■ **WHAT TO WORK ON**
Repeat the records exactly. Every line must match.

Dataset excerpts
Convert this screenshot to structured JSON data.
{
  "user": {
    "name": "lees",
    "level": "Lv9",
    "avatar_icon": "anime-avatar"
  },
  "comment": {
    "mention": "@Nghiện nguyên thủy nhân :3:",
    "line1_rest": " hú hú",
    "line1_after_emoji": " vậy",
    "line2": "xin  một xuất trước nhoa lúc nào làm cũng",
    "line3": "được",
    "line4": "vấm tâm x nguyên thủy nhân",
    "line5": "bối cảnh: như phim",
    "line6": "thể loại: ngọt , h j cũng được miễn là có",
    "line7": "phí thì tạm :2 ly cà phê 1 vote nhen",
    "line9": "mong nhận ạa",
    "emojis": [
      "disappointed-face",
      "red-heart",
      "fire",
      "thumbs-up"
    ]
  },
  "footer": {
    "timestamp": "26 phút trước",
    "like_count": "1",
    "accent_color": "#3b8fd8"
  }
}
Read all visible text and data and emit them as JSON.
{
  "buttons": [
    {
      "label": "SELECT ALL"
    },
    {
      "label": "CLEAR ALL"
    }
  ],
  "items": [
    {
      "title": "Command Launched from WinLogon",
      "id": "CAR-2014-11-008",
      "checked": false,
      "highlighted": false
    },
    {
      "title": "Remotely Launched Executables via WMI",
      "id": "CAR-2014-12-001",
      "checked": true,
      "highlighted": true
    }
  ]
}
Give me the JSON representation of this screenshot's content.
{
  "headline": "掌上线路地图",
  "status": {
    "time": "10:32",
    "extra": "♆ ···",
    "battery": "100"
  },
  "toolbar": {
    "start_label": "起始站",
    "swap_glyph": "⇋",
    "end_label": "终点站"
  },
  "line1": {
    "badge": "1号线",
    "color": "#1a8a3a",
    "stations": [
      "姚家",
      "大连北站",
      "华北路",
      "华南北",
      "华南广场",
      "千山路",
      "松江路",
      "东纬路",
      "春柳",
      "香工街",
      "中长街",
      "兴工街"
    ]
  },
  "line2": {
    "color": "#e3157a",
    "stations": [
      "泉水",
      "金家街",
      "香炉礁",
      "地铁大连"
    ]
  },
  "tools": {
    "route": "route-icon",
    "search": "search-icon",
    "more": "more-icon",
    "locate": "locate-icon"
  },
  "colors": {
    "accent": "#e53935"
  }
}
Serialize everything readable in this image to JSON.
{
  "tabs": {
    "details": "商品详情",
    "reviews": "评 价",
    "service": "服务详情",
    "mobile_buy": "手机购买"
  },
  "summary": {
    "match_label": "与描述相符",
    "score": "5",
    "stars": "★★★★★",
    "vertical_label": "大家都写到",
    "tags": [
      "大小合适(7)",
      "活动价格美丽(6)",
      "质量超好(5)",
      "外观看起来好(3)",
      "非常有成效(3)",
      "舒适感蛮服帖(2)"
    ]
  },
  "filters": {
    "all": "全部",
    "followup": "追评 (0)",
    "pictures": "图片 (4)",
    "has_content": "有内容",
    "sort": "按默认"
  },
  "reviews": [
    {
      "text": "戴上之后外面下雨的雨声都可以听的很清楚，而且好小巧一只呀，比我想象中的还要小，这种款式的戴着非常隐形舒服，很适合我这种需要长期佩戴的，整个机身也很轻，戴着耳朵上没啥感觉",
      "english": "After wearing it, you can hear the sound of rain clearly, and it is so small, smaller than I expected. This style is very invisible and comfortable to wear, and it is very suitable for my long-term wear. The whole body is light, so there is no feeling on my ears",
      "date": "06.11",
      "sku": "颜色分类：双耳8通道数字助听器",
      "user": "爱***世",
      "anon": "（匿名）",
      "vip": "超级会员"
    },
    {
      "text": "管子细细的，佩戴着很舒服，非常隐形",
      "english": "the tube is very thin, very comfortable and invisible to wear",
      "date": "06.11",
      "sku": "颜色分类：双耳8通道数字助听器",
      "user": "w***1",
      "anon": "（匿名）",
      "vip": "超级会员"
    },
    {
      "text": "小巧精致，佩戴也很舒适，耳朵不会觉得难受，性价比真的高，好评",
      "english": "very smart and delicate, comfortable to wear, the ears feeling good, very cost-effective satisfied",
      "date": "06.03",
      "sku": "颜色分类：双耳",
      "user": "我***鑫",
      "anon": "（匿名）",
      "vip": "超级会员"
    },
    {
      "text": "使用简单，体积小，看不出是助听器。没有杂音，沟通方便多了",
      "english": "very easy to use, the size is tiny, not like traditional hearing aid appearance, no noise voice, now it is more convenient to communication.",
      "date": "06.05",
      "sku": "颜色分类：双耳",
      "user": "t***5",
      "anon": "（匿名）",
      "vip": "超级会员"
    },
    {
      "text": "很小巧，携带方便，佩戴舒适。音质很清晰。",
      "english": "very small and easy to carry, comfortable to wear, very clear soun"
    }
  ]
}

■ **EXPECTED OUTPUT**
Convert this screenshot to structured JSON data.
{
  "user": {
    "name": "lees",
    "level": "Lv9",
    "avatar_icon": "anime-avatar"
  },
  "comment": {
    "mention": "@Nghiện nguyên thủy nhân :3:",
    "line1_rest": " hú hú",
    "line1_after_emoji": " vậy",
    "line2": "xin  một xuất trước nhoa lúc nào làm cũng",
    "line3": "được",
    "line4": "vấm tâm x nguyên thủy nhân",
    "line5": "bối cảnh: như phim",
    "line6": "thể loại: ngọt , h j cũng được miễn là có",
    "line7": "phí thì tạm :2 ly cà phê 1 vote nhen",
    "line9": "mong nhận ạa",
    "emojis": [
      "disappointed-face",
      "red-heart",
      "fire",
      "thumbs-up"
    ]
  },
  "footer": {
    "timestamp": "26 phút trước",
    "like_count": "1",
    "accent_color": "#3b8fd8"
  }
}
Read all visible text and data and emit them as JSON.
{
  "buttons": [
    {
      "label": "SELECT ALL"
    },
    {
      "label": "CLEAR ALL"
    }
  ],
  "items": [
    {
      "title": "Command Launched from WinLogon",
      "id": "CAR-2014-11-008",
      "checked": false,
      "highlighted": false
    },
    {
      "title": "Remotely Launched Executables via WMI",
      "id": "CAR-2014-12-001",
      "checked": true,
      "highlighted": true
    }
  ]
}
Give me the JSON representation of this screenshot's content.
{
  "headline": "掌上线路地图",
  "status": {
    "time": "10:32",
    "extra": "♆ ···",
    "battery": "100"
  },
  "toolbar": {
    "start_label": "起始站",
    "swap_glyph": "⇋",
    "end_label": "终点站"
  },
  "line1": {
    "badge": "1号线",
    "color": "#1a8a3a",
    "stations": [
      "姚家",
      "大连北站",
      "华北路",
      "华南北",
      "华南广场",
      "千山路",
      "松江路",
      "东纬路",
      "春柳",
      "香工街",
      "中长街",
      "兴工街"
    ]
  },
  "line2": {
    "color": "#e3157a",
    "stations": [
      "泉水",
      "金家街",
      "香炉礁",
      "地铁大连"
    ]
  },
  "tools": {
    "route": "route-icon",
    "search": "search-icon",
    "more": "more-icon",
    "locate": "locate-icon"
  },
  "colors": {
    "accent": "#e53935"
  }
}
Serialize everything readable in this image to JSON.
{
  "tabs": {
    "details": "商品详情",
    "reviews": "评 价",
    "service": "服务详情",
    "mobile_buy": "手机购买"
  },
  "summary": {
    "match_label": "与描述相符",
    "score": "5",
    "stars": "★★★★★",
    "vertical_label": "大家都写到",
    "tags": [
      "大小合适(7)",
      "活动价格美丽(6)",
      "质量超好(5)",
      "外观看起来好(3)",
      "非常有成效(3)",
      "舒适感蛮服帖(2)"
    ]
  },
  "filters": {
    "all": "全部",
    "followup": "追评 (0)",
    "pictures": "图片 (4)",
    "has_content": "有内容",
    "sort": "按默认"
  },
  "reviews": [
    {
      "text": "戴上之后外面下雨的雨声都可以听的很清楚，而且好小巧一只呀，比我想象中的还要小，这种款式的戴着非常隐形舒服，很适合我这种需要长期佩戴的，整个机身也很轻，戴着耳朵上没啥感觉",
      "english": "After wearing it, you can hear the sound of rain clearly, and it is so small, smaller than I expected. This style is very invisible and comfortable to wear, and it is very suitable for my long-term wear. The whole body is light, so there is no feeling on my ears",
      "date": "06.11",
      "sku": "颜色分类：双耳8通道数字助听器",
      "user": "爱***世",
      "anon": "（匿名）",
      "vip": "超级会员"
    },
    {
      "text": "管子细细的，佩戴着很舒服，非常隐形",
      "english": "the tube is very thin, very comfortable and invisible to wear",
      "date": "06.11",
      "sku": "颜色分类：双耳8通道数字助听器",
      "user": "w***1",
      "anon": "（匿名）",
      "vip": "超级会员"
    },
    {
      "text": "小巧精致，佩戴也很舒适，耳朵不会觉得难受，性价比真的高，好评",
      "english": "very smart and delicate, comfortable to wear, the ears feeling good, very cost-effective satisfied",
      "date": "06.03",
      "sku": "颜色分类：双耳",
      "user": "我***鑫",
      "anon": "（匿名）",
      "vip": "超级会员"
    },
    {
      "text": "使用简单，体积小，看不出是助听器。没有杂音，沟通方便多了",
      "english": "very easy to use, the size is tiny, not like traditional hearing aid appearance, no noise voice, now it is more convenient to communication.",
      "date": "06.05",
      "sku": "颜色分类：双耳",
      "user": "t***5",
      "anon": "（匿名）",
      "vip": "超级会员"
    },
    {
      "text": "很小巧，携带方便，佩戴舒适。音质很清晰。",
      "english": "very small and easy to carry, comfortable to wear, very clear soun"
    }
  ]
}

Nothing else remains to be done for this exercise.